◆ THE TASK
Transcribe the records below exactly as they appear, omitting any pictures.

* Begin INPUT MATERIAL *

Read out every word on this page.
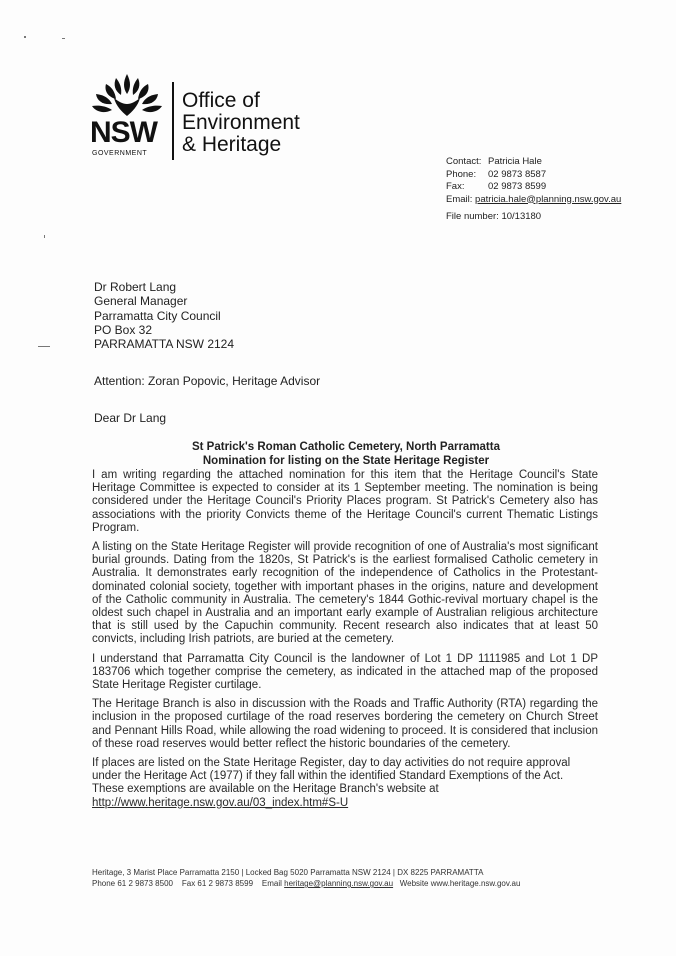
NSW
GOVERNMENT
Office of
Environment
& Heritage
Contact: Patricia Hale
Phone: 02 9873 8587
Fax: 02 9873 8599
Email: patricia.hale@planning.nsw.gov.au
File number: 10/13180
Dr Robert Lang
General Manager
Parramatta City Council
PO Box 32
PARRAMATTA NSW 2124
Attention: Zoran Popovic, Heritage Advisor
Dear Dr Lang
St Patrick's Roman Catholic Cemetery, North Parramatta
Nomination for listing on the State Heritage Register

I am writing regarding the attached nomination for this item that the Heritage Council's State Heritage Committee is expected to consider at its 1 September meeting. The nomination is being considered under the Heritage Council's Priority Places program. St Patrick's Cemetery also has associations with the priority Convicts theme of the Heritage Council's current Thematic Listings Program.

A listing on the State Heritage Register will provide recognition of one of Australia's most significant burial grounds. Dating from the 1820s, St Patrick's is the earliest formalised Catholic cemetery in Australia. It demonstrates early recognition of the independence of Catholics in the Protestant-dominated colonial society, together with important phases in the origins, nature and development of the Catholic community in Australia. The cemetery's 1844 Gothic-revival mortuary chapel is the oldest such chapel in Australia and an important early example of Australian religious architecture that is still used by the Capuchin community. Recent research also indicates that at least 50 convicts, including Irish patriots, are buried at the cemetery.

I understand that Parramatta City Council is the landowner of Lot 1 DP 1111985 and Lot 1 DP 183706 which together comprise the cemetery, as indicated in the attached map of the proposed State Heritage Register curtilage.

The Heritage Branch is also in discussion with the Roads and Traffic Authority (RTA) regarding the inclusion in the proposed curtilage of the road reserves bordering the cemetery on Church Street and Pennant Hills Road, while allowing the road widening to proceed. It is considered that inclusion of these road reserves would better reflect the historic boundaries of the cemetery.

If places are listed on the State Heritage Register, day to day activities do not require approval under the Heritage Act (1977) if they fall within the identified Standard Exemptions of the Act. These exemptions are available on the Heritage Branch's website at
http://www.heritage.nsw.gov.au/03_index.htm#S-U

Heritage, 3 Marist Place Parramatta 2150 | Locked Bag 5020 Parramatta NSW 2124 | DX 8225 PARRAMATTA
Phone 61 2 9873 8500    Fax 61 2 9873 8599    Email heritage@planning.nsw.gov.au   Website www.heritage.nsw.gov.au
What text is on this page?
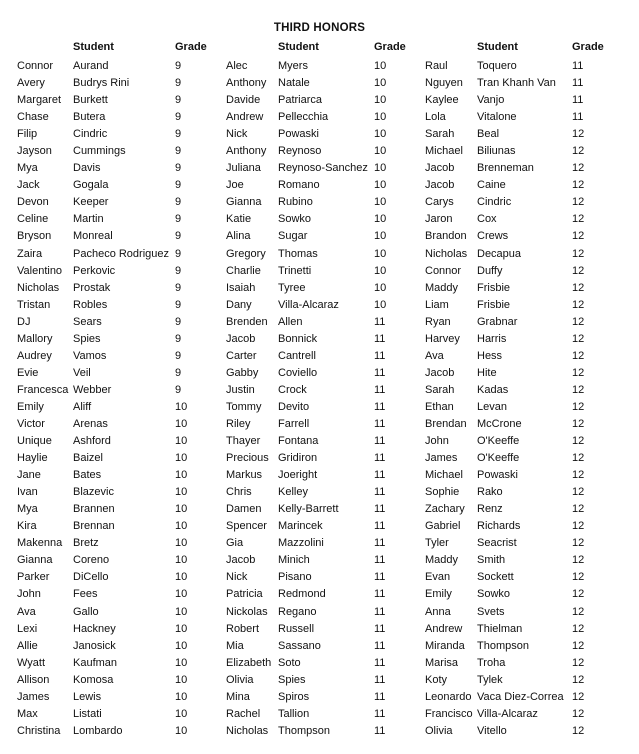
THIRD HONORS
Student	Grade
Connor Aurand	9
Avery	Budrys Rini	9
Margaret Burkett	9
Chase Butera	9
Filip	Cindric	9
Jayson Cummings	9
Mya	Davis	9
Jack	Gogala	9
Devon Keeper	9
Celine Martin	9
Bryson Monreal	9
Zaira	Pacheco Rodriguez 9
Valentino Perkovic	9
Nicholas Prostak	9
Tristan Robles	9
DJ	Sears	9
Mallory Spies	9
Audrey Vamos	9
Evie	Veil	9
Francesca Webber	9
Emily	Aliff	10
Victor	Arenas	10
Unique Ashford	10
Haylie Baizel	10
Jane	Bates	10
Ivan	Blazevic	10
Mya	Brannen	10
Kira	Brennan	10
Makenna Bretz	10
Gianna Coreno	10
Parker DiCello	10
John	Fees	10
Ava	Gallo	10
Lexi	Hackney	10
Allie	Janosick	10
Wyatt	Kaufman	10
Allison Komosa	10
James Lewis	10
Max	Listati	10
Christina Lombardo	10
Student	Grade
Alec	Myers	10
Anthony Natale	10
Davide Patriarca	10
Andrew Pellecchia	10
Nick	Powaski	10
Anthony Reynoso	10
Juliana Reynoso-Sanchez 10
Joe	Romano	10
Gianna Rubino	10
Katie Sowko	10
Alina	Sugar	10
Gregory Thomas	10
Charlie Trinetti	10
Isaiah Tyree	10
Dany Villa-Alcaraz	10
Brenden Allen	11
Jacob Bonnick	11
Carter Cantrell	11
Gabby Coviello	11
Justin Crock	11
Tommy Devito	11
Riley	Farrell	11
Thayer Fontana	11
Precious Gridiron	11
Markus Joeright	11
Chris Kelley	11
Damen Kelly-Barrett	11
Spencer Marincek	11
Gia	Mazzolini	11
Jacob Minich	11
Nick	Pisano	11
Patricia Redmond	11
Nickolas Regano	11
Robert Russell	11
Mia	Sassano	11
Elizabeth Soto	11
Olivia Spies	11
Mina	Spiros	11
Rachel Tallion	11
Nicholas Thompson	11
Student	Grade
Raul	Toquero	11
Nguyen Tran Khanh Van 11
Kaylee Vanjo	11
Lola	Vitalone	11
Sarah Beal	12
Michael Biliunas	12
Jacob Brenneman	12
Jacob Caine	12
Carys Cindric	12
Jaron Cox	12
Brandon Crews	12
Nicholas Decapua	12
Connor Duffy	12
Maddy Frisbie	12
Liam	Frisbie	12
Ryan Grabnar	12
Harvey Harris	12
Ava	Hess	12
Jacob Hite	12
Sarah Kadas	12
Ethan Levan	12
Brendan McCrone	12
John	O'Keeffe	12
James O'Keeffe	12
Michael Powaski	12
Sophie Rako	12
Zachary Renz	12
Gabriel Richards	12
Tyler	Seacrist	12
Maddy Smith	12
Evan Sockett	12
Emily Sowko	12
Anna Svets	12
Andrew Thielman	12
Miranda Thompson	12
Marisa Troha	12
Koty	Tylek	12
Leonardo Vaca Diez-Correa 12
Francisco Villa-Alcaraz	12
Olivia Vitello	12
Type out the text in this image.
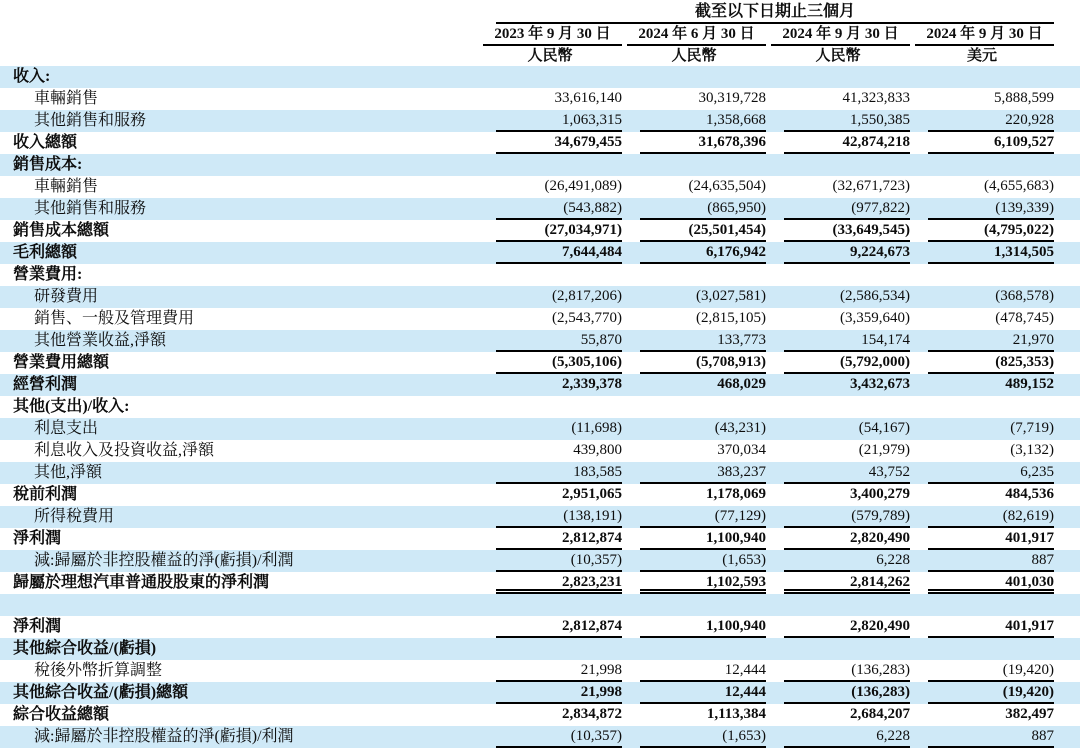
	截至以下日期止三個月			

	2023 年 9 月 30 日	2024 年 6 月 30 日	2024 年 9 月 30 日	2024 年 9 月 30 日

	人民幣	人民幣	人民幣	美元

收入:				

車輛銷售	33,616,140	30,319,728	41,323,833	5,888,599

其他銷售和服務	1,063,315	1,358,668	1,550,385	220,928

收入總額	34,679,455	31,678,396	42,874,218	6,109,527

銷售成本:				

車輛銷售	(26,491,089)	(24,635,504)	(32,671,723)	(4,655,683)

其他銷售和服務	(543,882)	(865,950)	(977,822)	(139,339)

銷售成本總額	(27,034,971)	(25,501,454)	(33,649,545)	(4,795,022)

毛利總額	7,644,484	6,176,942	9,224,673	1,314,505

營業費用:				

研發費用	(2,817,206)	(3,027,581)	(2,586,534)	(368,578)

銷售、一般及管理費用	(2,543,770)	(2,815,105)	(3,359,640)	(478,745)

其他營業收益,淨額	55,870	133,773	154,174	21,970

營業費用總額	(5,305,106)	(5,708,913)	(5,792,000)	(825,353)

經營利潤	2,339,378	468,029	3,432,673	489,152

其他(支出)/收入:				

利息支出	(11,698)	(43,231)	(54,167)	(7,719)

利息收入及投資收益,淨額	439,800	370,034	(21,979)	(3,132)

其他,淨額	183,585	383,237	43,752	6,235

稅前利潤	2,951,065	1,178,069	3,400,279	484,536

所得稅費用	(138,191)	(77,129)	(579,789)	(82,619)

淨利潤	2,812,874	1,100,940	2,820,490	401,917

減:歸屬於非控股權益的淨(虧損)/利潤	(10,357)	(1,653)	6,228	887

歸屬於理想汽車普通股股東的淨利潤	2,823,231	1,102,593	2,814,262	401,030

淨利潤	2,812,874	1,100,940	2,820,490	401,917

其他綜合收益/(虧損)				

稅後外幣折算調整	21,998	12,444	(136,283)	(19,420)

其他綜合收益/(虧損)總額	21,998	12,444	(136,283)	(19,420)

綜合收益總額	2,834,872	1,113,384	2,684,207	382,497

減:歸屬於非控股權益的淨(虧損)/利潤	(10,357)	(1,653)	6,228	887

* End INPUT MATERIAL *

◆ SOLUTION TO THIS TASK
Read out every word on this page.
NSW
GOVERNMENT
Office of
Environment
& Heritage
Contact: Patricia Hale
Phone: 02 9873 8587
Fax: 02 9873 8599
Email: patricia.hale@planning.nsw.gov.au
File number: 10/13180
Dr Robert Lang
General Manager
Parramatta City Council
PO Box 32
PARRAMATTA NSW 2124
Attention: Zoran Popovic, Heritage Advisor
Dear Dr Lang
St Patrick's Roman Catholic Cemetery, North Parramatta
Nomination for listing on the State Heritage Register

I am writing regarding the attached nomination for this item that the Heritage Council's State Heritage Committee is expected to consider at its 1 September meeting. The nomination is being considered under the Heritage Council's Priority Places program. St Patrick's Cemetery also has associations with the priority Convicts theme of the Heritage Council's current Thematic Listings Program.

A listing on the State Heritage Register will provide recognition of one of Australia's most significant burial grounds. Dating from the 1820s, St Patrick's is the earliest formalised Catholic cemetery in Australia. It demonstrates early recognition of the independence of Catholics in the Protestant-dominated colonial society, together with important phases in the origins, nature and development of the Catholic community in Australia. The cemetery's 1844 Gothic-revival mortuary chapel is the oldest such chapel in Australia and an important early example of Australian religious architecture that is still used by the Capuchin community. Recent research also indicates that at least 50 convicts, including Irish patriots, are buried at the cemetery.

I understand that Parramatta City Council is the landowner of Lot 1 DP 1111985 and Lot 1 DP 183706 which together comprise the cemetery, as indicated in the attached map of the proposed State Heritage Register curtilage.

The Heritage Branch is also in discussion with the Roads and Traffic Authority (RTA) regarding the inclusion in the proposed curtilage of the road reserves bordering the cemetery on Church Street and Pennant Hills Road, while allowing the road widening to proceed. It is considered that inclusion of these road reserves would better reflect the historic boundaries of the cemetery.

If places are listed on the State Heritage Register, day to day activities do not require approval under the Heritage Act (1977) if they fall within the identified Standard Exemptions of the Act. These exemptions are available on the Heritage Branch's website at
http://www.heritage.nsw.gov.au/03_index.htm#S-U

Heritage, 3 Marist Place Parramatta 2150 | Locked Bag 5020 Parramatta NSW 2124 | DX 8225 PARRAMATTA
Phone 61 2 9873 8500    Fax 61 2 9873 8599    Email heritage@planning.nsw.gov.au   Website www.heritage.nsw.gov.au
What text is on this page?
THIRD HONORS
Student	Grade
Connor Aurand	9
Avery	Budrys Rini	9
Margaret Burkett	9
Chase Butera	9
Filip	Cindric	9
Jayson Cummings	9
Mya	Davis	9
Jack	Gogala	9
Devon Keeper	9
Celine Martin	9
Bryson Monreal	9
Zaira	Pacheco Rodriguez 9
Valentino Perkovic	9
Nicholas Prostak	9
Tristan Robles	9
DJ	Sears	9
Mallory Spies	9
Audrey Vamos	9
Evie	Veil	9
Francesca Webber	9
Emily	Aliff	10
Victor	Arenas	10
Unique Ashford	10
Haylie Baizel	10
Jane	Bates	10
Ivan	Blazevic	10
Mya	Brannen	10
Kira	Brennan	10
Makenna Bretz	10
Gianna Coreno	10
Parker DiCello	10
John	Fees	10
Ava	Gallo	10
Lexi	Hackney	10
Allie	Janosick	10
Wyatt	Kaufman	10
Allison Komosa	10
James Lewis	10
Max	Listati	10
Christina Lombardo	10
Student	Grade
Alec	Myers	10
Anthony Natale	10
Davide Patriarca	10
Andrew Pellecchia	10
Nick	Powaski	10
Anthony Reynoso	10
Juliana Reynoso-Sanchez 10
Joe	Romano	10
Gianna Rubino	10
Katie Sowko	10
Alina	Sugar	10
Gregory Thomas	10
Charlie Trinetti	10
Isaiah Tyree	10
Dany Villa-Alcaraz	10
Brenden Allen	11
Jacob Bonnick	11
Carter Cantrell	11
Gabby Coviello	11
Justin Crock	11
Tommy Devito	11
Riley	Farrell	11
Thayer Fontana	11
Precious Gridiron	11
Markus Joeright	11
Chris Kelley	11
Damen Kelly-Barrett	11
Spencer Marincek	11
Gia	Mazzolini	11
Jacob Minich	11
Nick	Pisano	11
Patricia Redmond	11
Nickolas Regano	11
Robert Russell	11
Mia	Sassano	11
Elizabeth Soto	11
Olivia Spies	11
Mina	Spiros	11
Rachel Tallion	11
Nicholas Thompson	11
Student	Grade
Raul	Toquero	11
Nguyen Tran Khanh Van 11
Kaylee Vanjo	11
Lola	Vitalone	11
Sarah Beal	12
Michael Biliunas	12
Jacob Brenneman	12
Jacob Caine	12
Carys Cindric	12
Jaron Cox	12
Brandon Crews	12
Nicholas Decapua	12
Connor Duffy	12
Maddy Frisbie	12
Liam	Frisbie	12
Ryan Grabnar	12
Harvey Harris	12
Ava	Hess	12
Jacob Hite	12
Sarah Kadas	12
Ethan Levan	12
Brendan McCrone	12
John	O'Keeffe	12
James O'Keeffe	12
Michael Powaski	12
Sophie Rako	12
Zachary Renz	12
Gabriel Richards	12
Tyler	Seacrist	12
Maddy Smith	12
Evan Sockett	12
Emily Sowko	12
Anna Svets	12
Andrew Thielman	12
Miranda Thompson	12
Marisa Troha	12
Koty	Tylek	12
Leonardo Vaca Diez-Correa 12
Francisco Villa-Alcaraz	12
Olivia Vitello	12
Type out the text in this image.
	截至以下日期止三個月			

	2023 年 9 月 30 日	2024 年 6 月 30 日	2024 年 9 月 30 日	2024 年 9 月 30 日

	人民幣	人民幣	人民幣	美元

收入:				

車輛銷售	33,616,140	30,319,728	41,323,833	5,888,599

其他銷售和服務	1,063,315	1,358,668	1,550,385	220,928

收入總額	34,679,455	31,678,396	42,874,218	6,109,527

銷售成本:				

車輛銷售	(26,491,089)	(24,635,504)	(32,671,723)	(4,655,683)

其他銷售和服務	(543,882)	(865,950)	(977,822)	(139,339)

銷售成本總額	(27,034,971)	(25,501,454)	(33,649,545)	(4,795,022)

毛利總額	7,644,484	6,176,942	9,224,673	1,314,505

營業費用:				

研發費用	(2,817,206)	(3,027,581)	(2,586,534)	(368,578)

銷售、一般及管理費用	(2,543,770)	(2,815,105)	(3,359,640)	(478,745)

其他營業收益,淨額	55,870	133,773	154,174	21,970

營業費用總額	(5,305,106)	(5,708,913)	(5,792,000)	(825,353)

經營利潤	2,339,378	468,029	3,432,673	489,152

其他(支出)/收入:				

利息支出	(11,698)	(43,231)	(54,167)	(7,719)

利息收入及投資收益,淨額	439,800	370,034	(21,979)	(3,132)

其他,淨額	183,585	383,237	43,752	6,235

稅前利潤	2,951,065	1,178,069	3,400,279	484,536

所得稅費用	(138,191)	(77,129)	(579,789)	(82,619)

淨利潤	2,812,874	1,100,940	2,820,490	401,917

減:歸屬於非控股權益的淨(虧損)/利潤	(10,357)	(1,653)	6,228	887

歸屬於理想汽車普通股股東的淨利潤	2,823,231	1,102,593	2,814,262	401,030

淨利潤	2,812,874	1,100,940	2,820,490	401,917

其他綜合收益/(虧損)				

稅後外幣折算調整	21,998	12,444	(136,283)	(19,420)

其他綜合收益/(虧損)總額	21,998	12,444	(136,283)	(19,420)

綜合收益總額	2,834,872	1,113,384	2,684,207	382,497

減:歸屬於非控股權益的淨(虧損)/利潤	(10,357)	(1,653)	6,228	887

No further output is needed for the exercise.